Saved entries
::::::

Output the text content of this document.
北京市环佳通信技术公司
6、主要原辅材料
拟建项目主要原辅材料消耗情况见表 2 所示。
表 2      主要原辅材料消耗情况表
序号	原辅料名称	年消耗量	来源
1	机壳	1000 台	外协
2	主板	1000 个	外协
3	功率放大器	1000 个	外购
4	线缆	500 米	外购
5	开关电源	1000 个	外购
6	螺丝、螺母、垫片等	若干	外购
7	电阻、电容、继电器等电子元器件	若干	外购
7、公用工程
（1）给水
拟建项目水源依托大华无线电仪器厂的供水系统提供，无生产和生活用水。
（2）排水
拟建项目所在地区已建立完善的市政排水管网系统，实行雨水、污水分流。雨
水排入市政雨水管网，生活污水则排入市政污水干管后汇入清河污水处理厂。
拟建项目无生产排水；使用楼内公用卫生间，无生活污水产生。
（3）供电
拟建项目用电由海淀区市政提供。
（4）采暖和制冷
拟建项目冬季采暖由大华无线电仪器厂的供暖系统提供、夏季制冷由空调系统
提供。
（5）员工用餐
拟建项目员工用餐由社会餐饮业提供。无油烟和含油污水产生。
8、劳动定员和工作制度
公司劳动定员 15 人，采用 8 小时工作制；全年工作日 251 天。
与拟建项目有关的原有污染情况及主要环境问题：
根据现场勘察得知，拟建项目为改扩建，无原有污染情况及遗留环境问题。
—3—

::::::

## SHORT PROBLEM
Extract all of the material exactly as it is written.

## ANSWER TO THE TASK
Output the text content of this document.
北京市环佳通信技术公司
6、主要原辅材料
拟建项目主要原辅材料消耗情况见表 2 所示。
表 2      主要原辅材料消耗情况表
序号	原辅料名称	年消耗量	来源
1	机壳	1000 台	外协
2	主板	1000 个	外协
3	功率放大器	1000 个	外购
4	线缆	500 米	外购
5	开关电源	1000 个	外购
6	螺丝、螺母、垫片等	若干	外购
7	电阻、电容、继电器等电子元器件	若干	外购
7、公用工程
（1）给水
拟建项目水源依托大华无线电仪器厂的供水系统提供，无生产和生活用水。
（2）排水
拟建项目所在地区已建立完善的市政排水管网系统，实行雨水、污水分流。雨
水排入市政雨水管网，生活污水则排入市政污水干管后汇入清河污水处理厂。
拟建项目无生产排水；使用楼内公用卫生间，无生活污水产生。
（3）供电
拟建项目用电由海淀区市政提供。
（4）采暖和制冷
拟建项目冬季采暖由大华无线电仪器厂的供暖系统提供、夏季制冷由空调系统
提供。
（5）员工用餐
拟建项目员工用餐由社会餐饮业提供。无油烟和含油污水产生。
8、劳动定员和工作制度
公司劳动定员 15 人，采用 8 小时工作制；全年工作日 251 天。
与拟建项目有关的原有污染情况及主要环境问题：
根据现场勘察得知，拟建项目为改扩建，无原有污染情况及遗留环境问题。
—3—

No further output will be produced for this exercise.